Exercise directions: Within the records that follow, find every line containing the string "controller". Copy those lines.

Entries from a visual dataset
=-=-=
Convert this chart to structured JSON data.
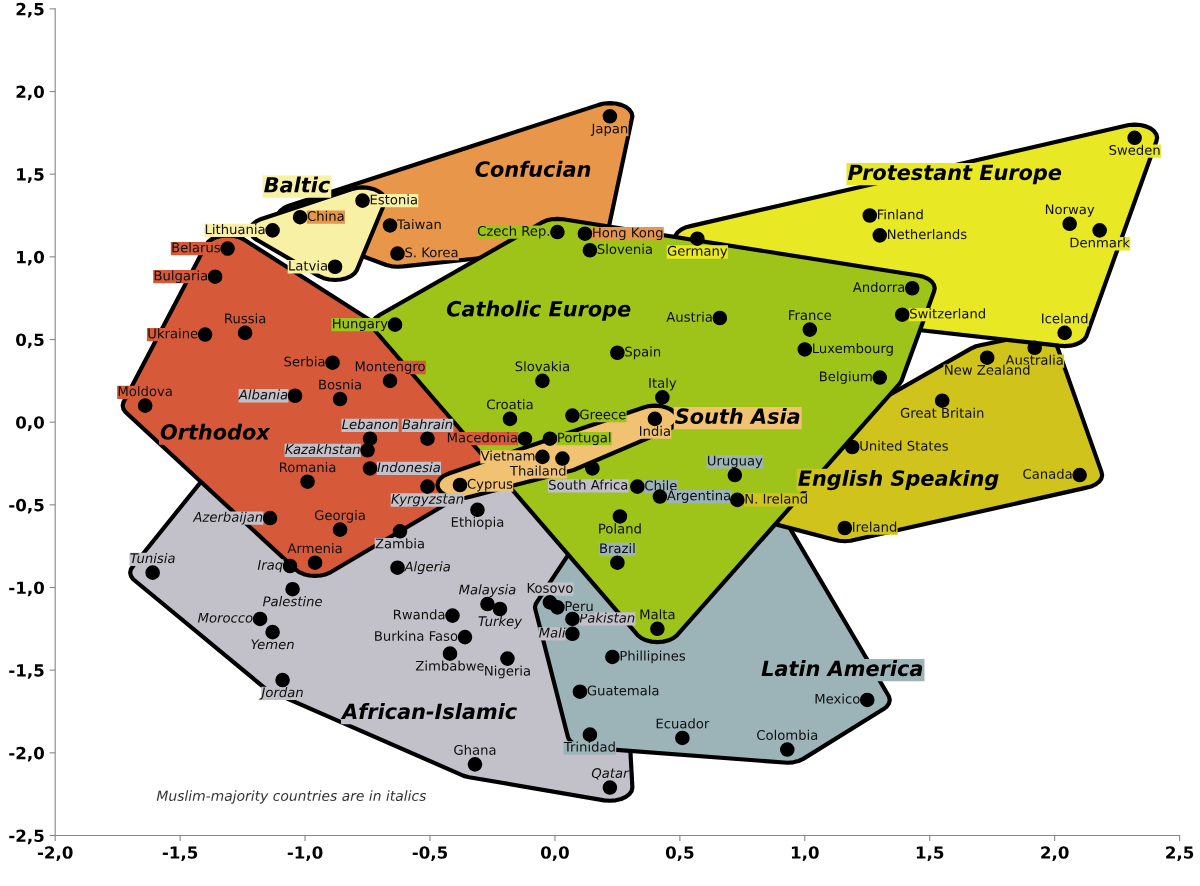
{
  "chart_data": {
    "type": "scatter",
    "xlim": [
      -2.0,
      2.5
    ],
    "ylim": [
      -2.5,
      2.5
    ],
    "xticks": [
      {
        "value": -2.0,
        "label": "-2,0"
      },
      {
        "value": -1.5,
        "label": "-1,5"
      },
      {
        "value": -1.0,
        "label": "-1,0"
      },
      {
        "value": -0.5,
        "label": "-0,5"
      },
      {
        "value": 0.0,
        "label": "0,0"
      },
      {
        "value": 0.5,
        "label": "0,5"
      },
      {
        "value": 1.0,
        "label": "1,0"
      },
      {
        "value": 1.5,
        "label": "1,5"
      },
      {
        "value": 2.0,
        "label": "2,0"
      },
      {
        "value": 2.5,
        "label": "2,5"
      }
    ],
    "yticks": [
      {
        "value": -2.5,
        "label": "-2,5"
      },
      {
        "value": -2.0,
        "label": "-2,0"
      },
      {
        "value": -1.5,
        "label": "-1,5"
      },
      {
        "value": -1.0,
        "label": "-1,0"
      },
      {
        "value": -0.5,
        "label": "-0,5"
      },
      {
        "value": 0.0,
        "label": "0,0"
      },
      {
        "value": 0.5,
        "label": "0,5"
      },
      {
        "value": 1.0,
        "label": "1,0"
      },
      {
        "value": 1.5,
        "label": "1,5"
      },
      {
        "value": 2.0,
        "label": "2,0"
      },
      {
        "value": 2.5,
        "label": "2,5"
      }
    ],
    "grid": false,
    "legend": false,
    "marker": "circle",
    "annotations": [
      "Muslim-majority countries are in italics"
    ],
    "series": [
      {
        "name": "African-Islamic",
        "color": "#000000",
        "x": [
          -1.04,
          -0.74,
          -0.75,
          -0.74,
          -0.51,
          -0.51,
          -0.31,
          -0.62,
          -0.63,
          -1.14,
          -1.61,
          -1.06,
          -1.05,
          -1.18,
          -1.13,
          -1.09,
          -0.27,
          -0.22,
          -0.02,
          -0.41,
          -0.36,
          -0.42,
          -0.19,
          0.07,
          0.07,
          -0.32,
          0.22,
          0.15
        ],
        "values": [
          0.16,
          -0.1,
          -0.17,
          -0.28,
          -0.1,
          -0.39,
          -0.53,
          -0.66,
          -0.88,
          -0.58,
          -0.91,
          -0.87,
          -1.01,
          -1.19,
          -1.27,
          -1.56,
          -1.1,
          -1.13,
          -1.09,
          -1.17,
          -1.3,
          -1.4,
          -1.43,
          -1.19,
          -1.28,
          -2.07,
          -2.21,
          -0.28
        ],
        "value_labels": [
          "Albania",
          "Lebanon",
          "Kazakhstan",
          "Indonesia",
          "Bahrain",
          "Kyrgyzstan",
          "Ethiopia",
          "Zambia",
          "Algeria",
          "Azerbaijan",
          "Tunisia",
          "Iraq",
          "Palestine",
          "Morocco",
          "Yemen",
          "Jordan",
          "Malaysia",
          "Turkey",
          "Kosovo",
          "Rwanda",
          "Burkina Faso",
          "Zimbabwe",
          "Nigeria",
          "Pakistan",
          "Mali",
          "Ghana",
          "Qatar",
          "South Africa"
        ]
      },
      {
        "name": "Latin America",
        "color": "#000000",
        "x": [
          0.72,
          0.33,
          0.42,
          0.25,
          0.01,
          0.23,
          0.1,
          0.51,
          0.93,
          1.25,
          0.14
        ],
        "values": [
          -0.32,
          -0.39,
          -0.45,
          -0.85,
          -1.12,
          -1.42,
          -1.63,
          -1.91,
          -1.98,
          -1.68,
          -1.89
        ],
        "value_labels": [
          "Uruguay",
          "Chile",
          "Argentina",
          "Brazil",
          "Peru",
          "Phillipines",
          "Guatemala",
          "Ecuador",
          "Colombia",
          "Mexico",
          "Trinidad"
        ]
      },
      {
        "name": "English Speaking",
        "color": "#000000",
        "x": [
          1.92,
          1.73,
          1.55,
          1.19,
          2.1,
          1.16,
          0.73
        ],
        "values": [
          0.45,
          0.39,
          0.13,
          -0.15,
          -0.32,
          -0.64,
          -0.47
        ],
        "value_labels": [
          "Australia",
          "New Zealand",
          "Great Britain",
          "United States",
          "Canada",
          "Ireland",
          "N. Ireland"
        ]
      },
      {
        "name": "Protestant Europe",
        "color": "#000000",
        "x": [
          2.32,
          1.26,
          1.3,
          0.57,
          2.06,
          2.18,
          2.04,
          1.39
        ],
        "values": [
          1.72,
          1.25,
          1.13,
          1.11,
          1.2,
          1.16,
          0.54,
          0.65
        ],
        "value_labels": [
          "Sweden",
          "Finland",
          "Netherlands",
          "Germany",
          "Norway",
          "Denmark",
          "Iceland",
          "Switzerland"
        ]
      },
      {
        "name": "Confucian",
        "color": "#000000",
        "x": [
          0.22,
          -1.02,
          -0.66,
          -0.63,
          0.12
        ],
        "values": [
          1.85,
          1.24,
          1.19,
          1.02,
          1.14
        ],
        "value_labels": [
          "Japan",
          "China",
          "Taiwan",
          "S. Korea",
          "Hong Kong"
        ]
      },
      {
        "name": "Baltic",
        "color": "#000000",
        "x": [
          -0.77,
          -1.13,
          -0.88
        ],
        "values": [
          1.34,
          1.16,
          0.94
        ],
        "value_labels": [
          "Estonia",
          "Lithuania",
          "Latvia"
        ]
      },
      {
        "name": "Orthodox",
        "color": "#000000",
        "x": [
          -1.31,
          -1.36,
          -1.4,
          -1.24,
          -0.89,
          -0.66,
          -1.64,
          -0.86,
          -0.12,
          -0.99,
          -0.86,
          -0.96
        ],
        "values": [
          1.05,
          0.88,
          0.53,
          0.54,
          0.36,
          0.25,
          0.1,
          0.14,
          -0.1,
          -0.36,
          -0.65,
          -0.85
        ],
        "value_labels": [
          "Belarus",
          "Bulgaria",
          "Ukraine",
          "Russia",
          "Serbia",
          "Montengro",
          "Moldova",
          "Bosnia",
          "Macedonia",
          "Romania",
          "Georgia",
          "Armenia"
        ]
      },
      {
        "name": "Catholic Europe",
        "color": "#000000",
        "x": [
          0.01,
          0.14,
          -0.64,
          0.66,
          1.02,
          1.0,
          1.43,
          0.25,
          -0.05,
          1.3,
          0.43,
          -0.18,
          0.07,
          -0.02,
          0.26,
          0.41
        ],
        "values": [
          1.15,
          1.04,
          0.59,
          0.63,
          0.56,
          0.44,
          0.81,
          0.42,
          0.25,
          0.27,
          0.15,
          0.02,
          0.04,
          -0.1,
          -0.57,
          -1.25
        ],
        "value_labels": [
          "Czech Rep.",
          "Slovenia",
          "Hungary",
          "Austria",
          "France",
          "Luxembourg",
          "Andorra",
          "Spain",
          "Slovakia",
          "Belgium",
          "Italy",
          "Croatia",
          "Greece",
          "Portugal",
          "Poland",
          "Malta"
        ]
      },
      {
        "name": "South Asia",
        "color": "#000000",
        "x": [
          0.4,
          -0.05,
          0.03,
          -0.38
        ],
        "values": [
          0.02,
          -0.21,
          -0.22,
          -0.38
        ],
        "value_labels": [
          "India",
          "Vietnam",
          "Thailand",
          "Cyprus"
        ]
      }
    ]
  }
}
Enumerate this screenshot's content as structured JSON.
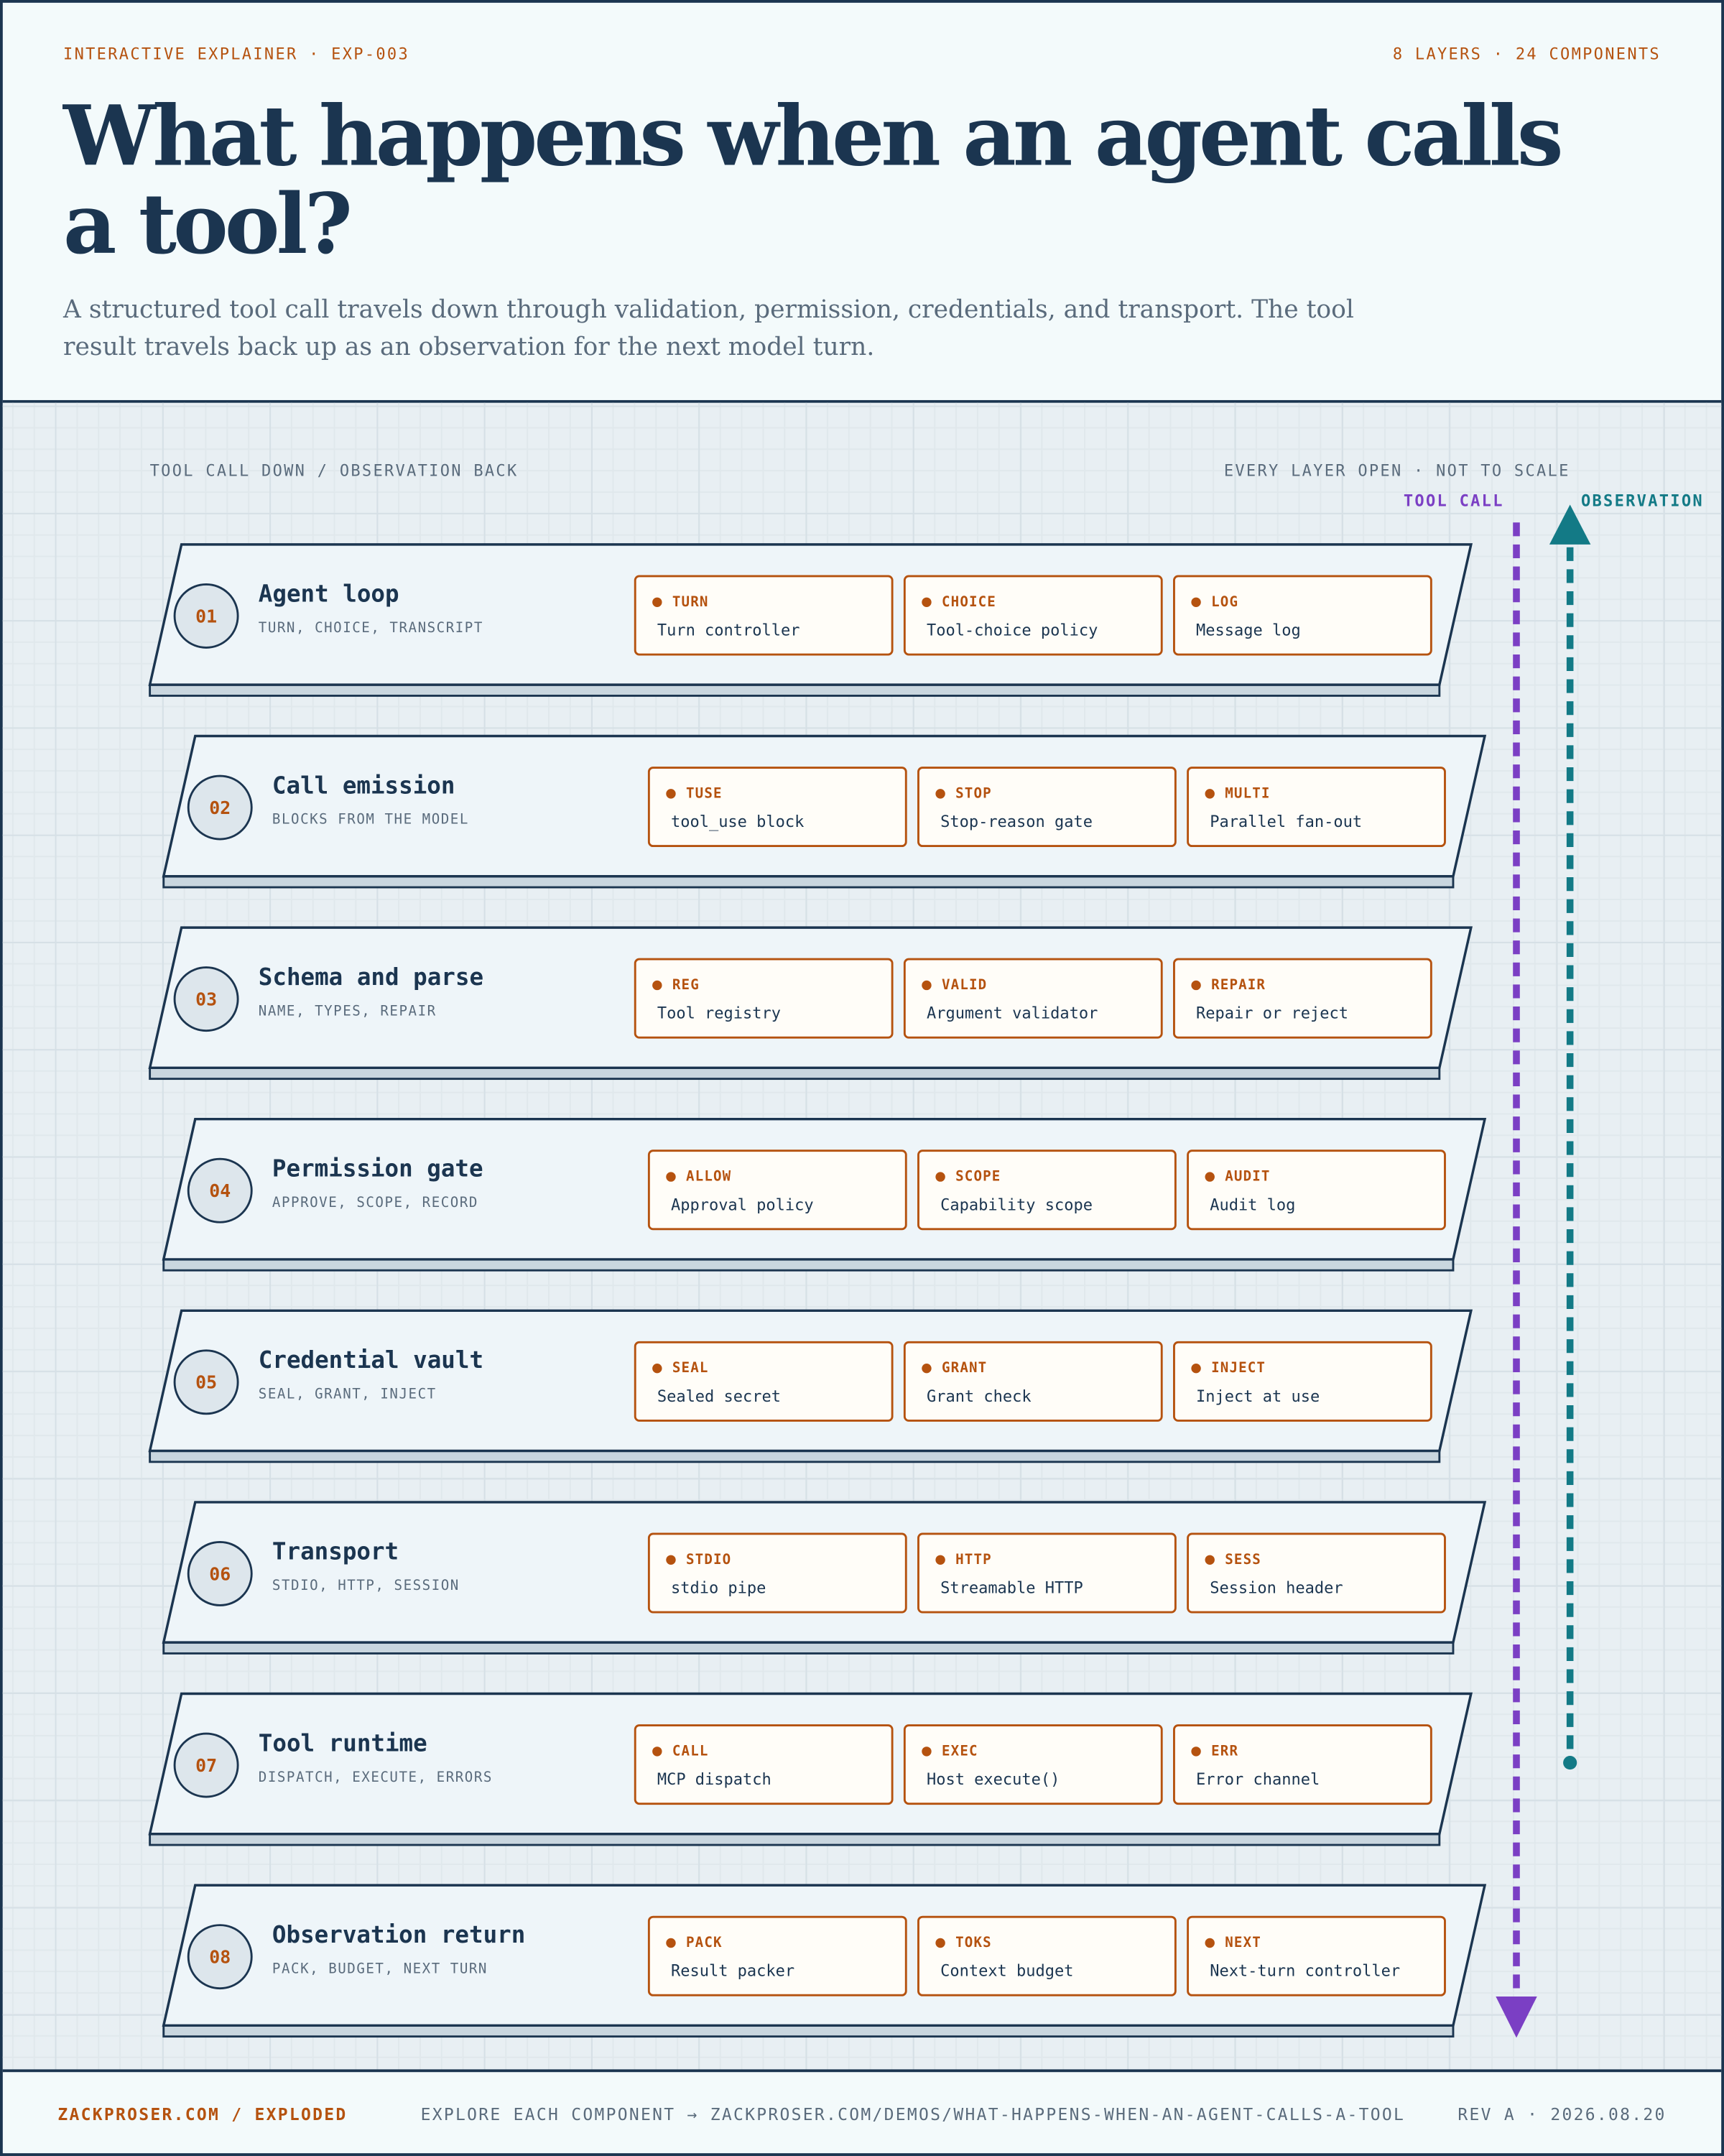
{
  "header": {
    "eyebrow": "INTERACTIVE EXPLAINER · EXP-003",
    "meta": "8 LAYERS · 24 COMPONENTS",
    "title": "What happens when an agent calls a tool?",
    "subtitle": "A structured tool call travels down through validation, permission, credentials, and transport. The tool result travels back up as an observation for the next model turn."
  },
  "diagram": {
    "left_label": "TOOL CALL DOWN / OBSERVATION BACK",
    "right_label": "EVERY LAYER OPEN · NOT TO SCALE",
    "tool_call_label": "TOOL CALL",
    "observation_label": "OBSERVATION",
    "layers": [
      {
        "number": "01",
        "name": "Agent loop",
        "subtitle": "TURN, CHOICE, TRANSCRIPT",
        "components": [
          {
            "tag": "TURN",
            "label": "Turn controller"
          },
          {
            "tag": "CHOICE",
            "label": "Tool-choice policy"
          },
          {
            "tag": "LOG",
            "label": "Message log"
          }
        ]
      },
      {
        "number": "02",
        "name": "Call emission",
        "subtitle": "BLOCKS FROM THE MODEL",
        "components": [
          {
            "tag": "TUSE",
            "label": "tool_use block"
          },
          {
            "tag": "STOP",
            "label": "Stop-reason gate"
          },
          {
            "tag": "MULTI",
            "label": "Parallel fan-out"
          }
        ]
      },
      {
        "number": "03",
        "name": "Schema and parse",
        "subtitle": "NAME, TYPES, REPAIR",
        "components": [
          {
            "tag": "REG",
            "label": "Tool registry"
          },
          {
            "tag": "VALID",
            "label": "Argument validator"
          },
          {
            "tag": "REPAIR",
            "label": "Repair or reject"
          }
        ]
      },
      {
        "number": "04",
        "name": "Permission gate",
        "subtitle": "APPROVE, SCOPE, RECORD",
        "components": [
          {
            "tag": "ALLOW",
            "label": "Approval policy"
          },
          {
            "tag": "SCOPE",
            "label": "Capability scope"
          },
          {
            "tag": "AUDIT",
            "label": "Audit log"
          }
        ]
      },
      {
        "number": "05",
        "name": "Credential vault",
        "subtitle": "SEAL, GRANT, INJECT",
        "components": [
          {
            "tag": "SEAL",
            "label": "Sealed secret"
          },
          {
            "tag": "GRANT",
            "label": "Grant check"
          },
          {
            "tag": "INJECT",
            "label": "Inject at use"
          }
        ]
      },
      {
        "number": "06",
        "name": "Transport",
        "subtitle": "STDIO, HTTP, SESSION",
        "components": [
          {
            "tag": "STDIO",
            "label": "stdio pipe"
          },
          {
            "tag": "HTTP",
            "label": "Streamable HTTP"
          },
          {
            "tag": "SESS",
            "label": "Session header"
          }
        ]
      },
      {
        "number": "07",
        "name": "Tool runtime",
        "subtitle": "DISPATCH, EXECUTE, ERRORS",
        "components": [
          {
            "tag": "CALL",
            "label": "MCP dispatch"
          },
          {
            "tag": "EXEC",
            "label": "Host execute()"
          },
          {
            "tag": "ERR",
            "label": "Error channel"
          }
        ]
      },
      {
        "number": "08",
        "name": "Observation return",
        "subtitle": "PACK, BUDGET, NEXT TURN",
        "components": [
          {
            "tag": "PACK",
            "label": "Result packer"
          },
          {
            "tag": "TOKS",
            "label": "Context budget"
          },
          {
            "tag": "NEXT",
            "label": "Next-turn controller"
          }
        ]
      }
    ]
  },
  "footer": {
    "left": "ZACKPROSER.COM / EXPLODED",
    "center": "EXPLORE EACH COMPONENT → ZACKPROSER.COM/DEMOS/WHAT-HAPPENS-WHEN-AN-AGENT-CALLS-A-TOOL",
    "right": "REV A · 2026.08.20"
  }
}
=-=-=
The reply:
            "label": "Turn controller"
            "label": "Next-turn controller"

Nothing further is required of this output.